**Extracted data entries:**
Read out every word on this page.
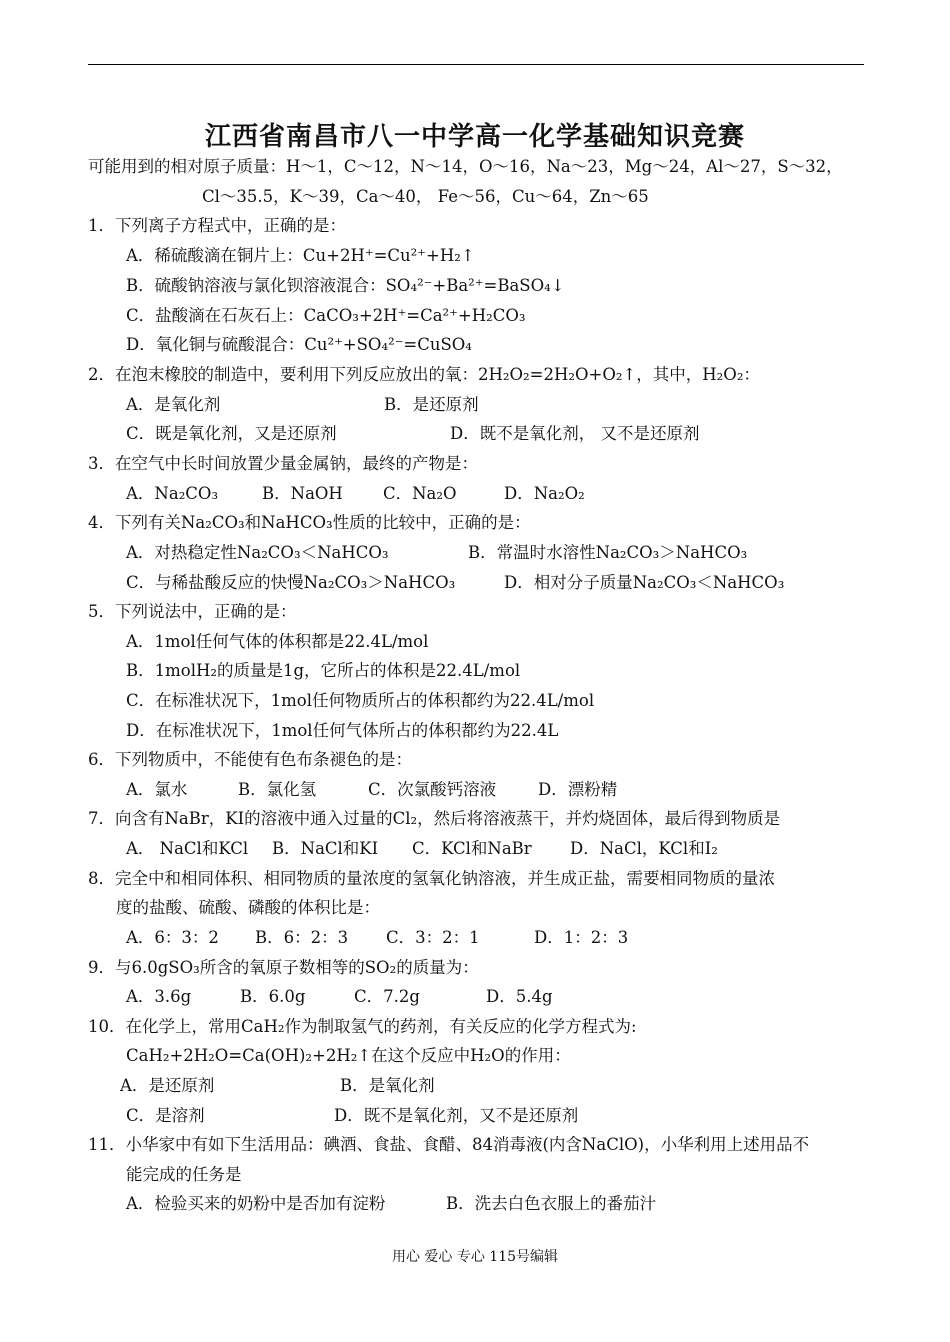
江西省南昌市八一中学高一化学基础知识竞赛
可能用到的相对原子质量：H～1，C～12，N～14，O～16，Na～23，Mg～24，Al～27，S～32，
Cl～35.5，K～39，Ca～40， Fe～56，Cu～64，Zn～65
1．下列离子方程式中，正确的是：
A．稀硫酸滴在铜片上：Cu+2H⁺=Cu²⁺+H₂↑
B．硫酸钠溶液与氯化钡溶液混合：SO₄²⁻+Ba²⁺=BaSO₄↓
C．盐酸滴在石灰石上：CaCO₃+2H⁺=Ca²⁺+H₂CO₃
D．氧化铜与硫酸混合：Cu²⁺+SO₄²⁻=CuSO₄
2．在泡末橡胶的制造中，要利用下列反应放出的氧：2H₂O₂=2H₂O+O₂↑，其中，H₂O₂：
A．是氧化剂	B．是还原剂
C．既是氧化剂，又是还原剂	D．既不是氧化剂， 又不是还原剂
3．在空气中长时间放置少量金属钠，最终的产物是：
A．Na₂CO₃	B．NaOH C．Na₂O	D．Na₂O₂
4．下列有关Na₂CO₃和NaHCO₃性质的比较中，正确的是：
A．对热稳定性Na₂CO₃＜NaHCO₃	B．常温时水溶性Na₂CO₃＞NaHCO₃
C．与稀盐酸反应的快慢Na₂CO₃＞NaHCO₃	D．相对分子质量Na₂CO₃＜NaHCO₃
5．下列说法中，正确的是：
A．1mol任何气体的体积都是22.4L/mol
B．1molH₂的质量是1g，它所占的体积是22.4L/mol
C．在标准状况下，1mol任何物质所占的体积都约为22.4L/mol
D．在标准状况下，1mol任何气体所占的体积都约为22.4L
6．下列物质中，不能使有色布条褪色的是：
A．氯水	B．氯化氢	C．次氯酸钙溶液	D．漂粉精
7．向含有NaBr，KI的溶液中通入过量的Cl₂，然后将溶液蒸干，并灼烧固体，最后得到物质是
A． NaCl和KCl B．NaCl和KI C．KCl和NaBr D．NaCl，KCl和I₂
8．完全中和相同体积、相同物质的量浓度的氢氧化钠溶液，并生成正盐，需要相同物质的量浓
度的盐酸、硫酸、磷酸的体积比是：
A．6：3：2 B．6：2：3 C．3：2：1	D．1：2：3
9．与6.0gSO₃所含的氧原子数相等的SO₂的质量为：
A．3.6g	B．6.0g	C．7.2g	D．5.4g
10．在化学上，常用CaH₂作为制取氢气的药剂，有关反应的化学方程式为:
CaH₂+2H₂O=Ca(OH)₂+2H₂↑在这个反应中H₂O的作用：
A．是还原剂	B．是氧化剂
C．是溶剂	D．既不是氧化剂，又不是还原剂
11．小华家中有如下生活用品：碘酒、食盐、食醋、84消毒液(内含NaClO)，小华利用上述用品不
能完成的任务是
A．检验买来的奶粉中是否加有淀粉	B．洗去白色衣服上的番茄汁
用心 爱心 专心 115号编辑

**Given task:**
Only lines holding the string "既不是氧化剂" are wanted; gather each one from the entries above.

**Answer to this problem:**
C．既是氧化剂，又是还原剂	D．既不是氧化剂， 又不是还原剂
C．是溶剂	D．既不是氧化剂，又不是还原剂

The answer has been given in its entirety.